▸ **What you have to do**
Give back the records below exactly, every one, with no pictures.

▸ **Records supplied**
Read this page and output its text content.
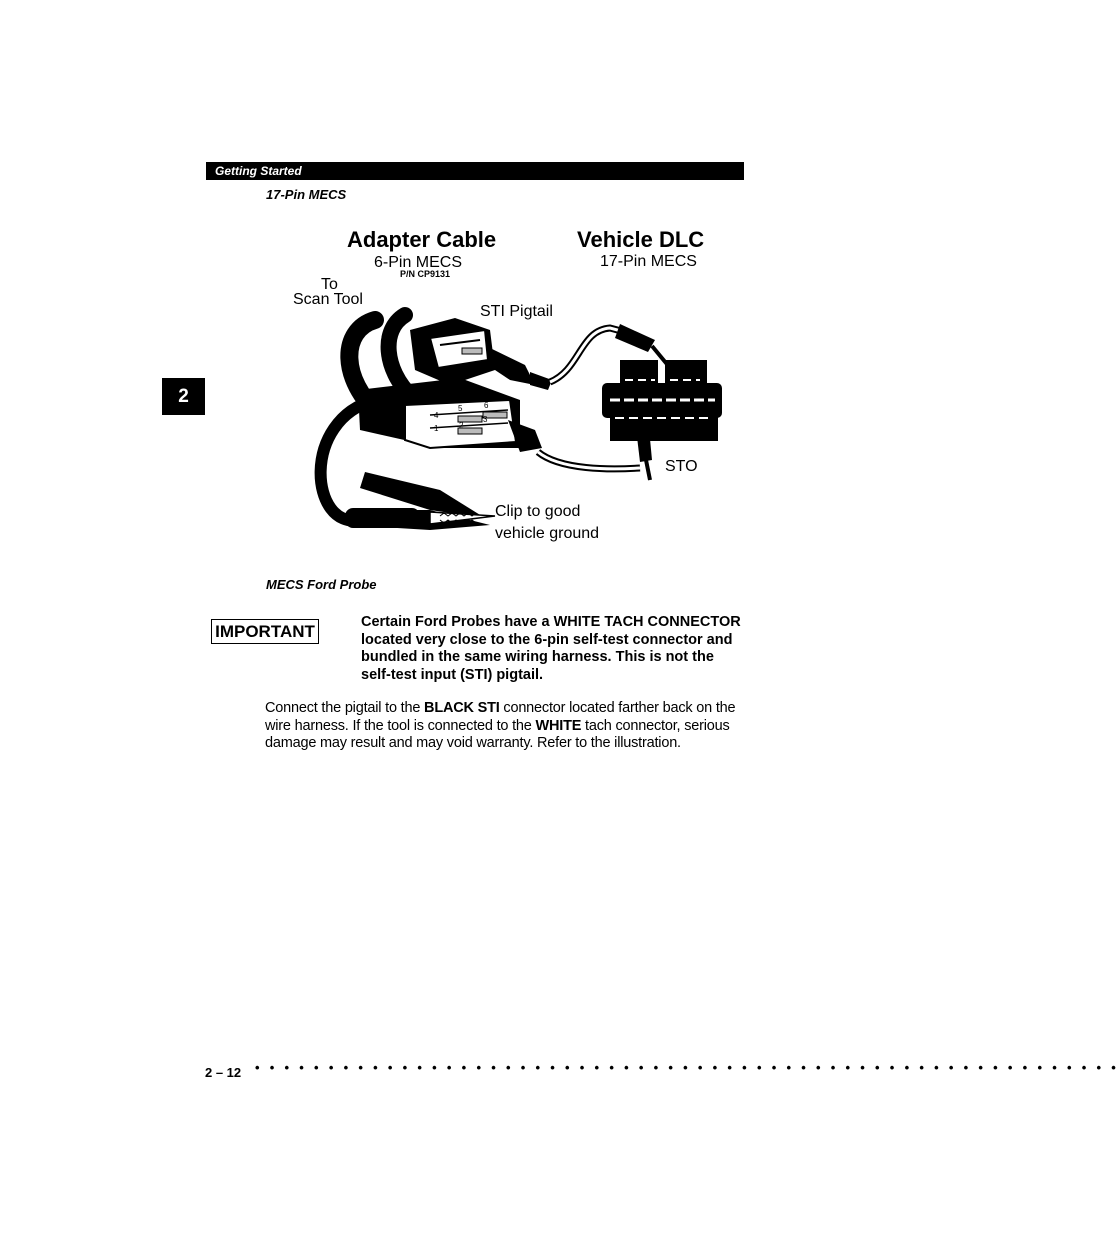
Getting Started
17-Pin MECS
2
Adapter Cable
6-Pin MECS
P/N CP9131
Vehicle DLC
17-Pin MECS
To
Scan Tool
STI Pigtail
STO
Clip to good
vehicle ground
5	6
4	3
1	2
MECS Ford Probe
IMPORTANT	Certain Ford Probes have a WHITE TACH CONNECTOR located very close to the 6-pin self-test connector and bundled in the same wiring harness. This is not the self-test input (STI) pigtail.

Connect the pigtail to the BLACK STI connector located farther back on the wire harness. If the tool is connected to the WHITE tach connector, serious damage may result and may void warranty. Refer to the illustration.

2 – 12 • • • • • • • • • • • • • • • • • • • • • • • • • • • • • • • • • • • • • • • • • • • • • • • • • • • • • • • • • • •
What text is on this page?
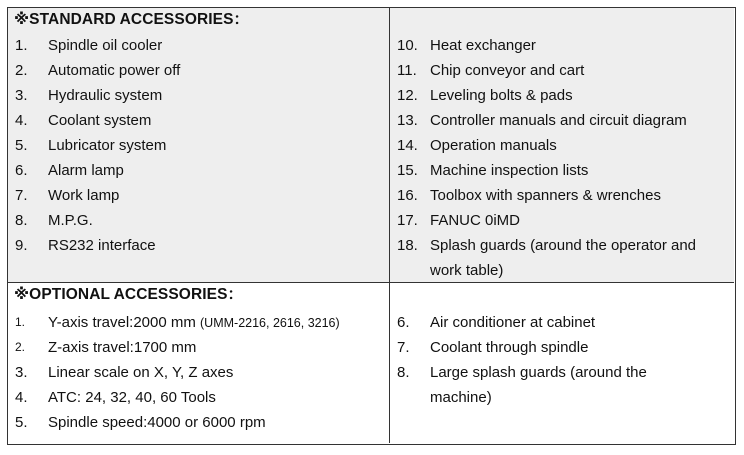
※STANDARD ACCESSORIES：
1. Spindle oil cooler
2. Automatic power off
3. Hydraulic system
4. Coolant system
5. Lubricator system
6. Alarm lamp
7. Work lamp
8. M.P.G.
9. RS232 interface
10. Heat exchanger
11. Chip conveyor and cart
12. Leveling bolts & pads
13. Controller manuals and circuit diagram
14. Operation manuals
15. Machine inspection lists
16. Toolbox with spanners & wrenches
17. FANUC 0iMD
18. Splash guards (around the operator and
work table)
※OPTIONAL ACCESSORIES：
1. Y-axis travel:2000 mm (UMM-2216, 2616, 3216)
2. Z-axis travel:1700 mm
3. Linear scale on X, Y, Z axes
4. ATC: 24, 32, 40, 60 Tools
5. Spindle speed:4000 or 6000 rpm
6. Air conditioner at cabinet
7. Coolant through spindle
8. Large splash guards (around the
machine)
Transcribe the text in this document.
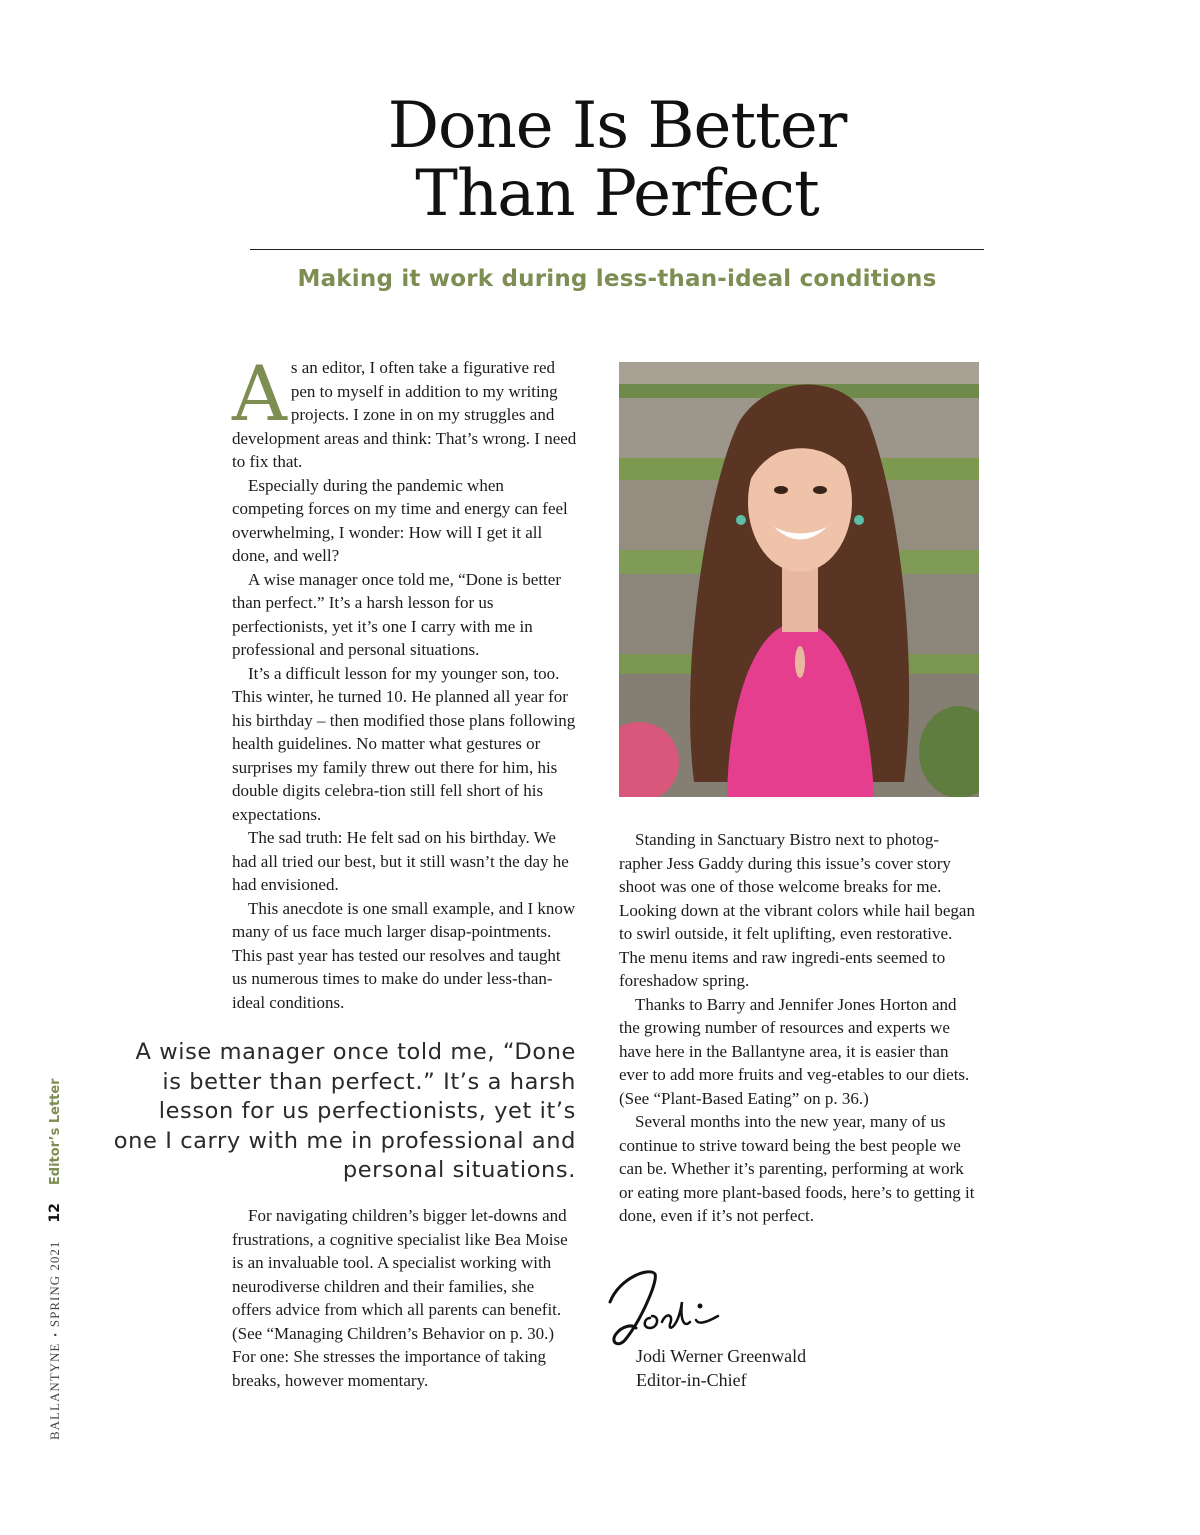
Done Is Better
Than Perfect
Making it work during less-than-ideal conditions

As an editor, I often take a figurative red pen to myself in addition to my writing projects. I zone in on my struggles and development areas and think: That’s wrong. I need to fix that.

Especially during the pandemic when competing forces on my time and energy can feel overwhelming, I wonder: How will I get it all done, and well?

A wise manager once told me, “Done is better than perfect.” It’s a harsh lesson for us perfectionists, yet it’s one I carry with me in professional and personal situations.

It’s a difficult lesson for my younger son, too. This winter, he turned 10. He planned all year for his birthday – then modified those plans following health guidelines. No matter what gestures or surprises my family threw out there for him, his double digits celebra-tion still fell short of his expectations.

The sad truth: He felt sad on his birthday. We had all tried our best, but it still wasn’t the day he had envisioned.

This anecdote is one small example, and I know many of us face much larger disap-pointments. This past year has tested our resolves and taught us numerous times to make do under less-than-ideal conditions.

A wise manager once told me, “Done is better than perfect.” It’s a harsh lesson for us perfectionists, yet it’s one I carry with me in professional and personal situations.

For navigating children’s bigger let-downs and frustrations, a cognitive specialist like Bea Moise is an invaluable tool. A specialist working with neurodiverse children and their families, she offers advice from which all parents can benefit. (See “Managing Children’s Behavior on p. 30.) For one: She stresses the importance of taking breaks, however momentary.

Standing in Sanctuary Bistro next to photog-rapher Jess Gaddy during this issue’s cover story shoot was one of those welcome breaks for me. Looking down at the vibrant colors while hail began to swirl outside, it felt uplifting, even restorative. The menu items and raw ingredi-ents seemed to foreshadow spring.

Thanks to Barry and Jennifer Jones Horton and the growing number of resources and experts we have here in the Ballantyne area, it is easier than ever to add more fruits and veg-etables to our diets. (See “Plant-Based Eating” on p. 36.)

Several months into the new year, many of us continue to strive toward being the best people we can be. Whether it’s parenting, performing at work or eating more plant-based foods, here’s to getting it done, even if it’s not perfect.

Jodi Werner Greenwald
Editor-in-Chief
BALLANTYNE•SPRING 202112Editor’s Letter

▸ **Written solution**
Read this page and output its text content.
Getting Started
17-Pin MECS
2
Adapter Cable
6-Pin MECS
P/N CP9131
Vehicle DLC
17-Pin MECS
To
Scan Tool
STI Pigtail
STO
Clip to good
vehicle ground
5	6
4	3
1	2
MECS Ford Probe
IMPORTANT	Certain Ford Probes have a WHITE TACH CONNECTOR located very close to the 6-pin self-test connector and bundled in the same wiring harness. This is not the self-test input (STI) pigtail.

Connect the pigtail to the BLACK STI connector located farther back on the wire harness. If the tool is connected to the WHITE tach connector, serious damage may result and may void warranty. Refer to the illustration.

2 – 12 • • • • • • • • • • • • • • • • • • • • • • • • • • • • • • • • • • • • • • • • • • • • • • • • • • • • • • • • • • •
What text is on this page?
※STANDARD ACCESSORIES：
1. Spindle oil cooler
2. Automatic power off
3. Hydraulic system
4. Coolant system
5. Lubricator system
6. Alarm lamp
7. Work lamp
8. M.P.G.
9. RS232 interface
10. Heat exchanger
11. Chip conveyor and cart
12. Leveling bolts & pads
13. Controller manuals and circuit diagram
14. Operation manuals
15. Machine inspection lists
16. Toolbox with spanners & wrenches
17. FANUC 0iMD
18. Splash guards (around the operator and
work table)
※OPTIONAL ACCESSORIES：
1. Y-axis travel:2000 mm (UMM-2216, 2616, 3216)
2. Z-axis travel:1700 mm
3. Linear scale on X, Y, Z axes
4. ATC: 24, 32, 40, 60 Tools
5. Spindle speed:4000 or 6000 rpm
6. Air conditioner at cabinet
7. Coolant through spindle
8. Large splash guards (around the
machine)
Transcribe the text in this document.
Done Is Better
Than Perfect
Making it work during less-than-ideal conditions

As an editor, I often take a figurative red pen to myself in addition to my writing projects. I zone in on my struggles and development areas and think: That’s wrong. I need to fix that.

Especially during the pandemic when competing forces on my time and energy can feel overwhelming, I wonder: How will I get it all done, and well?

A wise manager once told me, “Done is better than perfect.” It’s a harsh lesson for us perfectionists, yet it’s one I carry with me in professional and personal situations.

It’s a difficult lesson for my younger son, too. This winter, he turned 10. He planned all year for his birthday – then modified those plans following health guidelines. No matter what gestures or surprises my family threw out there for him, his double digits celebra-tion still fell short of his expectations.

The sad truth: He felt sad on his birthday. We had all tried our best, but it still wasn’t the day he had envisioned.

This anecdote is one small example, and I know many of us face much larger disap-pointments. This past year has tested our resolves and taught us numerous times to make do under less-than-ideal conditions.

A wise manager once told me, “Done is better than perfect.” It’s a harsh lesson for us perfectionists, yet it’s one I carry with me in professional and personal situations.

For navigating children’s bigger let-downs and frustrations, a cognitive specialist like Bea Moise is an invaluable tool. A specialist working with neurodiverse children and their families, she offers advice from which all parents can benefit. (See “Managing Children’s Behavior on p. 30.) For one: She stresses the importance of taking breaks, however momentary.

Standing in Sanctuary Bistro next to photog-rapher Jess Gaddy during this issue’s cover story shoot was one of those welcome breaks for me. Looking down at the vibrant colors while hail began to swirl outside, it felt uplifting, even restorative. The menu items and raw ingredi-ents seemed to foreshadow spring.

Thanks to Barry and Jennifer Jones Horton and the growing number of resources and experts we have here in the Ballantyne area, it is easier than ever to add more fruits and veg-etables to our diets. (See “Plant-Based Eating” on p. 36.)

Several months into the new year, many of us continue to strive toward being the best people we can be. Whether it’s parenting, performing at work or eating more plant-based foods, here’s to getting it done, even if it’s not perfect.

Jodi Werner Greenwald
Editor-in-Chief
BALLANTYNE•SPRING 202112Editor’s Letter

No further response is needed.